** START Available records **

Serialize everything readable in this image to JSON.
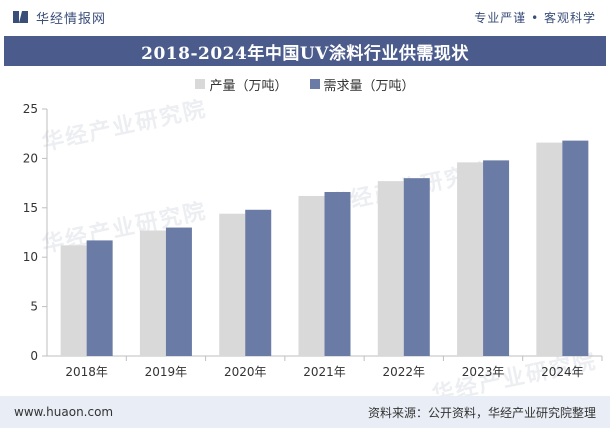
{
  "header": {
    "brand": "华经情报网",
    "tagline": "专业严谨 • 客观科学"
  },
  "watermark": "华经产业研究院",
  "colors": {
    "title_band": "#4b5c8c",
    "production": "#d9d9d9",
    "demand": "#6a7ba5"
  },
  "footer": {
    "url": "www.huaon.com",
    "source": "资料来源：公开资料，华经产业研究院整理"
  },
  "chart_data": {
    "type": "bar",
    "title": "2018-2024年中国UV涂料行业供需现状",
    "categories": [
      "2018年",
      "2019年",
      "2020年",
      "2021年",
      "2022年",
      "2023年",
      "2024年"
    ],
    "series": [
      {
        "name": "产量（万吨）",
        "values": [
          11.2,
          12.7,
          14.4,
          16.2,
          17.7,
          19.6,
          21.6
        ]
      },
      {
        "name": "需求量（万吨）",
        "values": [
          11.7,
          13.0,
          14.8,
          16.6,
          18.0,
          19.8,
          21.8
        ]
      }
    ],
    "yticks": [
      "0",
      "5",
      "10",
      "15",
      "20",
      "25"
    ],
    "ylim": [
      0,
      25
    ],
    "grid": false,
    "legend": "top-center"
  }
}
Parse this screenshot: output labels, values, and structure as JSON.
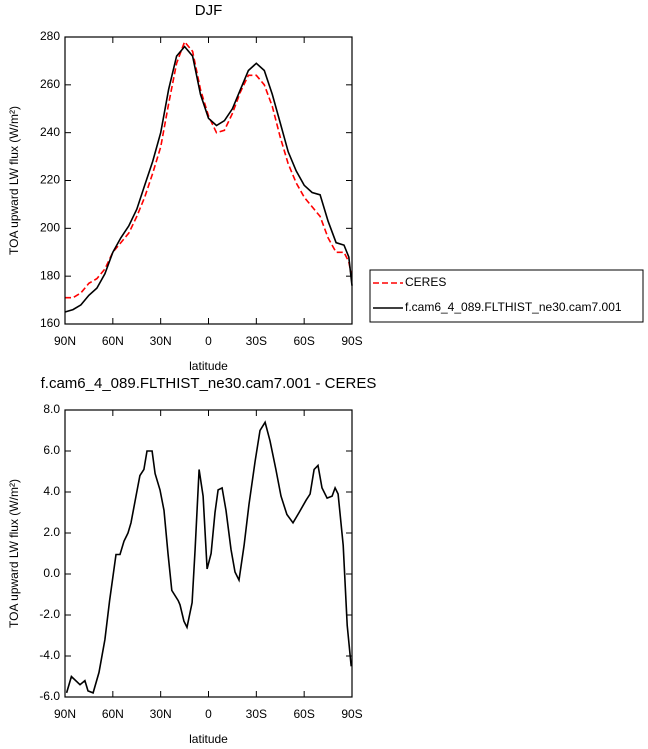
{
  "chart_data": [
    {
      "type": "line",
      "title": "DJF",
      "xlabel": "latitude",
      "ylabel": "TOA upward LW flux (W/m²)",
      "x": [
        90,
        85,
        80,
        75,
        70,
        65,
        60,
        55,
        50,
        45,
        40,
        35,
        30,
        25,
        20,
        15,
        10,
        5,
        0,
        -5,
        -10,
        -15,
        -20,
        -25,
        -30,
        -35,
        -40,
        -45,
        -50,
        -55,
        -60,
        -65,
        -70,
        -75,
        -80,
        -85,
        -88,
        -90
      ],
      "series": [
        {
          "name": "CERES",
          "color": "#ff0000",
          "dash": true,
          "values": [
            171,
            171,
            173,
            177,
            179,
            183,
            190,
            194,
            198,
            205,
            213,
            223,
            234,
            252,
            269,
            278,
            274,
            258,
            247,
            240,
            241,
            248,
            257,
            264,
            264,
            260,
            251,
            238,
            227,
            219,
            213,
            209,
            205,
            196,
            190,
            190,
            186,
            179
          ]
        },
        {
          "name": "f.cam6_4_089.FLTHIST_ne30.cam7.001",
          "color": "#000000",
          "dash": false,
          "values": [
            165,
            166,
            168,
            172,
            175,
            181,
            190,
            196,
            201,
            208,
            218,
            228,
            240,
            258,
            272,
            276,
            272,
            256,
            246,
            243,
            245,
            250,
            258,
            266,
            269,
            266,
            256,
            244,
            232,
            224,
            218,
            215,
            214,
            203,
            194,
            193,
            188,
            176
          ]
        }
      ],
      "xlim": [
        90,
        -90
      ],
      "xticks": [
        {
          "value": 90,
          "label": "90N"
        },
        {
          "value": 60,
          "label": "60N"
        },
        {
          "value": 30,
          "label": "30N"
        },
        0,
        {
          "value": -30,
          "label": "30S"
        },
        {
          "value": -60,
          "label": "60S"
        },
        {
          "value": -90,
          "label": "90S"
        }
      ],
      "ylim": [
        160,
        280
      ],
      "yticks": [
        160,
        180,
        200,
        220,
        240,
        260,
        280
      ],
      "legend": "right"
    },
    {
      "type": "line",
      "title": "f.cam6_4_089.FLTHIST_ne30.cam7.001 - CERES",
      "xlabel": "latitude",
      "ylabel": "TOA upward LW flux (W/m²)",
      "x": [
        89,
        86,
        80.6,
        77.5,
        75.6,
        72.4,
        68.7,
        65,
        62,
        58,
        55.5,
        53,
        50.5,
        48.6,
        45.5,
        43,
        40.5,
        38.6,
        35.4,
        33.5,
        30.4,
        27.9,
        25.4,
        23,
        19,
        17.9,
        15.4,
        13.5,
        10.3,
        8.4,
        5.9,
        3.4,
        0.9,
        -1.6,
        -4.1,
        -6,
        -8.5,
        -11,
        -14.1,
        -16.6,
        -19.1,
        -22.3,
        -25.4,
        -29.2,
        -32.3,
        -35.5,
        -38.6,
        -42.3,
        -45.5,
        -49.2,
        -53,
        -56.8,
        -61.2,
        -63.7,
        -66.2,
        -68.7,
        -71.2,
        -74.4,
        -77.5,
        -79.4,
        -81.3,
        -84.5,
        -87,
        -89.5
      ],
      "color": "#000000",
      "values": [
        -5.8,
        -5.0,
        -5.4,
        -5.2,
        -5.7,
        -5.8,
        -4.8,
        -3.2,
        -1.3,
        0.95,
        0.95,
        1.6,
        2.0,
        2.5,
        3.8,
        4.8,
        5.1,
        6.0,
        6.0,
        4.9,
        4.1,
        3.1,
        1.0,
        -0.8,
        -1.3,
        -1.5,
        -2.3,
        -2.6,
        -1.4,
        1.2,
        5.1,
        3.8,
        0.25,
        1.0,
        3.0,
        4.1,
        4.2,
        3.1,
        1.2,
        0.1,
        -0.3,
        1.4,
        3.4,
        5.5,
        7.0,
        7.4,
        6.5,
        5.1,
        3.8,
        2.9,
        2.5,
        3.0,
        3.6,
        3.9,
        5.1,
        5.3,
        4.2,
        3.7,
        3.8,
        4.2,
        3.9,
        1.4,
        -2.5,
        -4.5
      ],
      "xlim": [
        90,
        -90
      ],
      "xticks": [
        {
          "value": 90,
          "label": "90N"
        },
        {
          "value": 60,
          "label": "60N"
        },
        {
          "value": 30,
          "label": "30N"
        },
        0,
        {
          "value": -30,
          "label": "30S"
        },
        {
          "value": -60,
          "label": "60S"
        },
        {
          "value": -90,
          "label": "90S"
        }
      ],
      "ylim": [
        -6,
        8
      ],
      "yticks": [
        {
          "value": -6,
          "label": "-6.0"
        },
        {
          "value": -4,
          "label": "-4.0"
        },
        {
          "value": -2,
          "label": "-2.0"
        },
        {
          "value": 0,
          "label": "0.0"
        },
        {
          "value": 2,
          "label": "2.0"
        },
        {
          "value": 4,
          "label": "4.0"
        },
        {
          "value": 6,
          "label": "6.0"
        },
        {
          "value": 8,
          "label": "8.0"
        }
      ]
    }
  ]
}
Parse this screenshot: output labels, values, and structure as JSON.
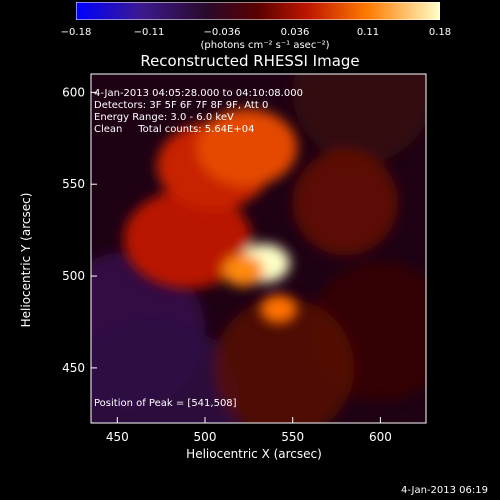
{
  "chart_data": {
    "type": "heatmap",
    "title": "Reconstructed RHESSI Image",
    "xlabel": "Heliocentric X (arcsec)",
    "ylabel": "Heliocentric Y (arcsec)",
    "xlim": [
      435,
      626
    ],
    "ylim": [
      420,
      610
    ],
    "xticks": [
      "450",
      "500",
      "550",
      "600"
    ],
    "yticks": [
      "450",
      "500",
      "550",
      "600"
    ],
    "colorbar": {
      "range": [
        -0.18,
        0.18
      ],
      "ticks": [
        "−0.18",
        "−0.11",
        "−0.036",
        "0.036",
        "0.11",
        "0.18"
      ],
      "units": "(photons cm⁻² s⁻¹ asec⁻²)"
    },
    "annotations": {
      "time_range": "4-Jan-2013 04:05:28.000 to 04:10:08.000",
      "detectors": "Detectors: 3F 5F 6F 7F 8F 9F, Att 0",
      "energy": "Energy Range: 3.0 - 6.0 keV",
      "clean": "Clean     Total counts: 5.64E+04",
      "peak": "Position of Peak = [541,508]"
    },
    "sources": [
      {
        "x": 534,
        "y": 507,
        "intensity": 0.18,
        "sigma": 11
      },
      {
        "x": 522,
        "y": 503,
        "intensity": 0.12,
        "sigma": 9
      },
      {
        "x": 542,
        "y": 482,
        "intensity": 0.11,
        "sigma": 8
      },
      {
        "x": 524,
        "y": 570,
        "intensity": 0.09,
        "sigma": 22
      },
      {
        "x": 505,
        "y": 560,
        "intensity": 0.07,
        "sigma": 25
      },
      {
        "x": 490,
        "y": 520,
        "intensity": 0.06,
        "sigma": 28
      }
    ],
    "peak_position": [
      541,
      508
    ]
  },
  "footer": {
    "timestamp": "4-Jan-2013 06:19"
  }
}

** END Available records **

_Task prompt_. Find the lines holding "Heliocentric" and list every one.

_Solution for this exercise_.
    "xlabel": "Heliocentric X (arcsec)",
    "ylabel": "Heliocentric Y (arcsec)",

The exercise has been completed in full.